#### [Listing]
----

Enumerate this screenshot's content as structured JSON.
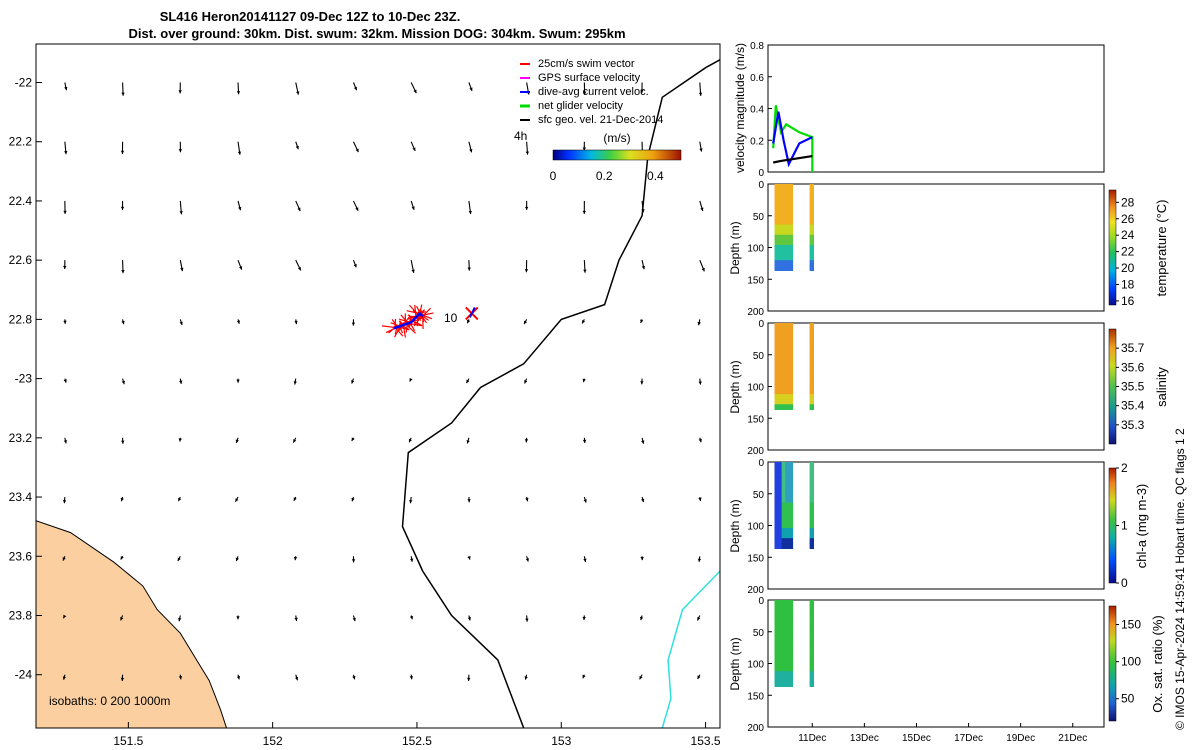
{
  "chart_data": [
    {
      "type": "map",
      "title_line1": "SL416 Heron20141127 09-Dec 12Z to 10-Dec 23Z.",
      "title_line2": "Dist. over ground: 30km. Dist. swum: 32km. Mission DOG: 304km. Swum: 295km",
      "xlim": [
        151.18,
        153.55
      ],
      "ylim": [
        -24.18,
        -21.87
      ],
      "x_ticks": [
        151.5,
        152,
        152.5,
        153,
        153.5
      ],
      "x_ticklabels": [
        "151.5",
        "152",
        "152.5",
        "153",
        "153.5"
      ],
      "y_ticks": [
        -22,
        -22.2,
        -22.4,
        -22.6,
        -22.8,
        -23,
        -23.2,
        -23.4,
        -23.6,
        -23.8,
        -24
      ],
      "y_ticklabels": [
        "-22",
        "22.2",
        "22.4",
        "22.6",
        "22.8",
        "-23",
        "23.2",
        "23.4",
        "23.6",
        "23.8",
        "-24"
      ],
      "legend": [
        "25cm/s swim vector",
        "GPS surface velocity",
        "dive-avg current veloc.",
        "net glider velocity",
        "sfc geo. vel. 21-Dec-2014"
      ],
      "legend_colors": [
        "#ff0000",
        "#ff00ff",
        "#0000ff",
        "#00dd00",
        "#000000"
      ],
      "colorbar_title": "(m/s)",
      "colorbar_ticks": [
        0,
        0.2,
        0.4
      ],
      "colorbar_ticklabels": [
        "0",
        "0.2",
        "0.4"
      ],
      "colorbar_range": [
        0,
        0.5
      ],
      "annotations": {
        "hours": "4h",
        "day_label": "10",
        "isobaths": "isobaths: 0  200  1000m"
      },
      "vector_columns_lon": [
        151.28,
        151.48,
        151.68,
        151.88,
        152.08,
        152.28,
        152.48,
        152.68,
        152.88,
        153.08,
        153.28,
        153.48
      ],
      "vector_rows_lat": [
        -22.0,
        -22.2,
        -22.4,
        -22.6,
        -22.8,
        -23.0,
        -23.2,
        -23.4,
        -23.6,
        -23.8,
        -24.0
      ],
      "glider_track": [
        [
          152.42,
          -22.83
        ],
        [
          152.45,
          -22.82
        ],
        [
          152.48,
          -22.81
        ],
        [
          152.51,
          -22.78
        ],
        [
          152.52,
          -22.79
        ]
      ],
      "final_position": [
        152.69,
        -22.78
      ],
      "coastline": [
        [
          151.18,
          -23.48
        ],
        [
          151.3,
          -23.52
        ],
        [
          151.45,
          -23.62
        ],
        [
          151.55,
          -23.7
        ],
        [
          151.6,
          -23.78
        ],
        [
          151.68,
          -23.86
        ],
        [
          151.73,
          -23.94
        ],
        [
          151.78,
          -24.02
        ],
        [
          151.82,
          -24.12
        ],
        [
          151.84,
          -24.18
        ],
        [
          151.18,
          -24.18
        ]
      ],
      "isobath_200m": [
        [
          153.63,
          -21.88
        ],
        [
          153.5,
          -21.95
        ],
        [
          153.35,
          -22.05
        ],
        [
          153.3,
          -22.25
        ],
        [
          153.28,
          -22.45
        ],
        [
          153.2,
          -22.6
        ],
        [
          153.15,
          -22.75
        ],
        [
          153.0,
          -22.8
        ],
        [
          152.87,
          -22.95
        ],
        [
          152.72,
          -23.03
        ],
        [
          152.62,
          -23.15
        ],
        [
          152.47,
          -23.25
        ],
        [
          152.45,
          -23.5
        ],
        [
          152.52,
          -23.65
        ],
        [
          152.62,
          -23.8
        ],
        [
          152.78,
          -23.95
        ],
        [
          152.87,
          -24.18
        ]
      ],
      "isobath_1000m": [
        [
          153.55,
          -23.65
        ],
        [
          153.42,
          -23.78
        ],
        [
          153.37,
          -23.95
        ],
        [
          153.38,
          -24.08
        ],
        [
          153.35,
          -24.18
        ]
      ]
    },
    {
      "type": "line",
      "ylabel": "velocity magnitude (m/s)",
      "ylim": [
        0,
        0.8
      ],
      "y_ticks": [
        0,
        0.2,
        0.4,
        0.6,
        0.8
      ],
      "series": [
        {
          "color": "#00dd00",
          "x": [
            9.5,
            9.6,
            9.8,
            10.0,
            10.5,
            11.0,
            11.0
          ],
          "values": [
            0.15,
            0.42,
            0.25,
            0.3,
            0.25,
            0.22,
            0.0
          ]
        },
        {
          "color": "#0000ff",
          "x": [
            9.5,
            9.7,
            9.9,
            10.1,
            10.5,
            11.0
          ],
          "values": [
            0.18,
            0.38,
            0.2,
            0.05,
            0.18,
            0.22
          ]
        },
        {
          "color": "#000000",
          "x": [
            9.5,
            9.8,
            10.2,
            10.6,
            11.0
          ],
          "values": [
            0.06,
            0.07,
            0.08,
            0.09,
            0.1
          ]
        }
      ]
    },
    {
      "type": "scatter",
      "ylabel": "Depth (m)",
      "ylim": [
        200,
        0
      ],
      "y_ticks": [
        0,
        50,
        100,
        150,
        200
      ],
      "colorbar_label": "temperature (°C)",
      "colorbar_range": [
        15.5,
        29.5
      ],
      "colorbar_ticks": [
        16,
        18,
        20,
        22,
        24,
        26,
        28
      ],
      "profile_groups": [
        {
          "x_from": 9.55,
          "x_to": 10.25,
          "max_depth": 130
        },
        {
          "x_from": 10.9,
          "x_to": 11.05,
          "max_depth": 135
        }
      ]
    },
    {
      "type": "scatter",
      "ylabel": "Depth (m)",
      "ylim": [
        200,
        0
      ],
      "y_ticks": [
        0,
        50,
        100,
        150,
        200
      ],
      "colorbar_label": "salinity",
      "colorbar_range": [
        35.2,
        35.8
      ],
      "colorbar_ticks": [
        35.3,
        35.4,
        35.5,
        35.6,
        35.7
      ],
      "profile_groups": [
        {
          "x_from": 9.55,
          "x_to": 10.25,
          "max_depth": 130
        },
        {
          "x_from": 10.9,
          "x_to": 11.05,
          "max_depth": 135
        }
      ]
    },
    {
      "type": "scatter",
      "ylabel": "Depth (m)",
      "ylim": [
        200,
        0
      ],
      "y_ticks": [
        0,
        50,
        100,
        150,
        200
      ],
      "colorbar_label": "chl-a (mg m-3)",
      "colorbar_range": [
        0,
        2
      ],
      "colorbar_ticks": [
        0,
        1,
        2
      ],
      "profile_groups": [
        {
          "x_from": 9.55,
          "x_to": 10.25,
          "max_depth": 130
        },
        {
          "x_from": 10.9,
          "x_to": 11.05,
          "max_depth": 135
        }
      ]
    },
    {
      "type": "scatter",
      "ylabel": "Depth (m)",
      "ylim": [
        200,
        0
      ],
      "y_ticks": [
        0,
        50,
        100,
        150,
        200
      ],
      "x_ticklabels": [
        "11Dec",
        "13Dec",
        "15Dec",
        "17Dec",
        "19Dec",
        "21Dec"
      ],
      "x_ticks_day": [
        11,
        13,
        15,
        17,
        19,
        21
      ],
      "xlim_day": [
        9.3,
        22.2
      ],
      "colorbar_label": "Ox. sat. ratio (%)",
      "colorbar_range": [
        20,
        175
      ],
      "colorbar_ticks": [
        50,
        100,
        150
      ],
      "profile_groups": [
        {
          "x_from": 9.55,
          "x_to": 10.25,
          "max_depth": 130
        },
        {
          "x_from": 10.9,
          "x_to": 11.05,
          "max_depth": 135
        }
      ]
    }
  ],
  "footer": "© IMOS 15-Apr-2024 14:59:41 Hobart time. QC flags 1  2"
}
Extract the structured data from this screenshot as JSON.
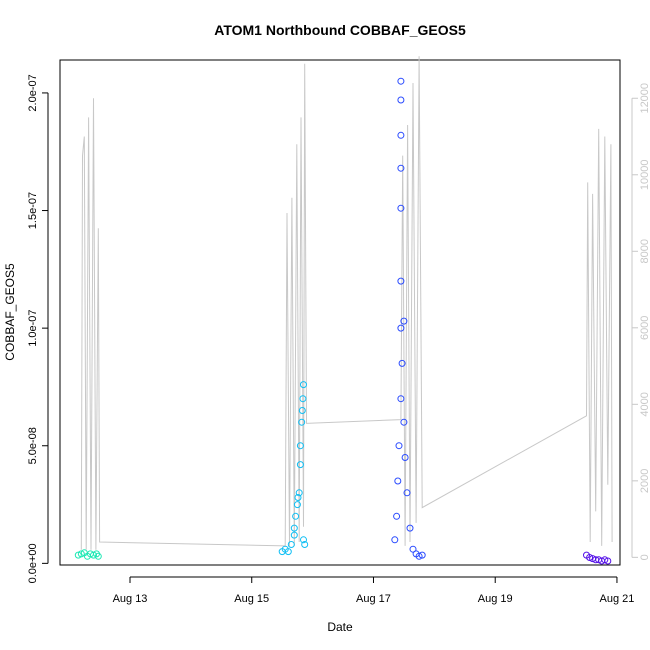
{
  "chart_data": {
    "type": "scatter",
    "title": "ATOM1 Northbound COBBAF_GEOS5",
    "xlabel": "Date",
    "ylabel": "COBBAF_GEOS5",
    "x_ticks": [
      "Aug 13",
      "Aug 15",
      "Aug 17",
      "Aug 19",
      "Aug 21"
    ],
    "x_tick_days": [
      13,
      15,
      17,
      19,
      21
    ],
    "xlim_days": [
      11.85,
      21.05
    ],
    "y_left": {
      "ticks": [
        "0.0e+00",
        "5.0e-08",
        "1.0e-07",
        "1.5e-07",
        "2.0e-07"
      ],
      "tick_values": [
        0,
        5e-08,
        1e-07,
        1.5e-07,
        2e-07
      ],
      "lim": [
        -7e-10,
        2.14e-07
      ]
    },
    "y_right": {
      "ticks": [
        "0",
        "2000",
        "4000",
        "6000",
        "8000",
        "10000",
        "12000"
      ],
      "tick_values": [
        0,
        2000,
        4000,
        6000,
        8000,
        10000,
        12000
      ],
      "lim": [
        -200,
        13000
      ],
      "color": "#c8c8c8"
    },
    "grid": false,
    "series": [
      {
        "color": "#1ee8b4",
        "points": [
          [
            12.15,
            3.5e-09
          ],
          [
            12.2,
            4e-09
          ],
          [
            12.25,
            4.5e-09
          ],
          [
            12.3,
            3e-09
          ],
          [
            12.35,
            4e-09
          ],
          [
            12.4,
            3.5e-09
          ],
          [
            12.45,
            4e-09
          ],
          [
            12.48,
            3e-09
          ]
        ]
      },
      {
        "color": "#10bff4",
        "points": [
          [
            15.5,
            5e-09
          ],
          [
            15.55,
            6e-09
          ],
          [
            15.6,
            5e-09
          ],
          [
            15.65,
            8e-09
          ],
          [
            15.7,
            1.2e-08
          ],
          [
            15.72,
            2e-08
          ],
          [
            15.75,
            2.5e-08
          ],
          [
            15.78,
            3e-08
          ],
          [
            15.8,
            5e-08
          ],
          [
            15.82,
            6e-08
          ],
          [
            15.84,
            7e-08
          ],
          [
            15.85,
            7.6e-08
          ],
          [
            15.83,
            6.5e-08
          ],
          [
            15.8,
            4.2e-08
          ],
          [
            15.76,
            2.8e-08
          ],
          [
            15.7,
            1.5e-08
          ],
          [
            15.85,
            1e-08
          ],
          [
            15.87,
            8e-09
          ]
        ]
      },
      {
        "color": "#2a4bff",
        "points": [
          [
            17.35,
            1e-08
          ],
          [
            17.38,
            2e-08
          ],
          [
            17.4,
            3.5e-08
          ],
          [
            17.42,
            5e-08
          ],
          [
            17.45,
            7e-08
          ],
          [
            17.45,
            1e-07
          ],
          [
            17.45,
            1.2e-07
          ],
          [
            17.45,
            1.51e-07
          ],
          [
            17.45,
            1.68e-07
          ],
          [
            17.45,
            1.82e-07
          ],
          [
            17.45,
            1.97e-07
          ],
          [
            17.45,
            2.05e-07
          ],
          [
            17.47,
            8.5e-08
          ],
          [
            17.5,
            1.03e-07
          ],
          [
            17.5,
            6e-08
          ],
          [
            17.52,
            4.5e-08
          ],
          [
            17.55,
            3e-08
          ],
          [
            17.6,
            1.5e-08
          ],
          [
            17.65,
            6e-09
          ],
          [
            17.7,
            4e-09
          ],
          [
            17.75,
            3e-09
          ],
          [
            17.8,
            3.5e-09
          ]
        ]
      },
      {
        "color": "#5511e8",
        "points": [
          [
            20.5,
            3.5e-09
          ],
          [
            20.55,
            2.5e-09
          ],
          [
            20.6,
            2e-09
          ],
          [
            20.65,
            1.5e-09
          ],
          [
            20.7,
            1.5e-09
          ],
          [
            20.75,
            1e-09
          ],
          [
            20.8,
            1.5e-09
          ],
          [
            20.85,
            1e-09
          ]
        ]
      }
    ],
    "right_axis_line": {
      "color": "#c8c8c8",
      "points": [
        [
          12.2,
          200
        ],
        [
          12.22,
          10500
        ],
        [
          12.25,
          11000
        ],
        [
          12.28,
          200
        ],
        [
          12.32,
          11500
        ],
        [
          12.36,
          200
        ],
        [
          12.4,
          12000
        ],
        [
          12.44,
          200
        ],
        [
          12.48,
          8600
        ],
        [
          12.5,
          400
        ],
        [
          15.55,
          300
        ],
        [
          15.58,
          9000
        ],
        [
          15.62,
          300
        ],
        [
          15.66,
          9400
        ],
        [
          15.7,
          300
        ],
        [
          15.74,
          10800
        ],
        [
          15.78,
          400
        ],
        [
          15.81,
          11500
        ],
        [
          15.85,
          800
        ],
        [
          15.87,
          12900
        ],
        [
          15.9,
          3500
        ],
        [
          17.45,
          3600
        ],
        [
          17.48,
          10500
        ],
        [
          17.52,
          300
        ],
        [
          17.56,
          11300
        ],
        [
          17.6,
          400
        ],
        [
          17.65,
          12400
        ],
        [
          17.7,
          900
        ],
        [
          17.75,
          13100
        ],
        [
          17.8,
          1300
        ],
        [
          20.5,
          3700
        ],
        [
          20.52,
          9800
        ],
        [
          20.56,
          400
        ],
        [
          20.6,
          9500
        ],
        [
          20.65,
          1200
        ],
        [
          20.7,
          11200
        ],
        [
          20.75,
          300
        ],
        [
          20.8,
          11000
        ],
        [
          20.85,
          1900
        ],
        [
          20.9,
          10800
        ],
        [
          20.92,
          400
        ]
      ]
    }
  }
}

----

#### [Work to do]
Check each line of the data above for the string "this", then report how many lines have it, with no other words.

#### [Task output]
2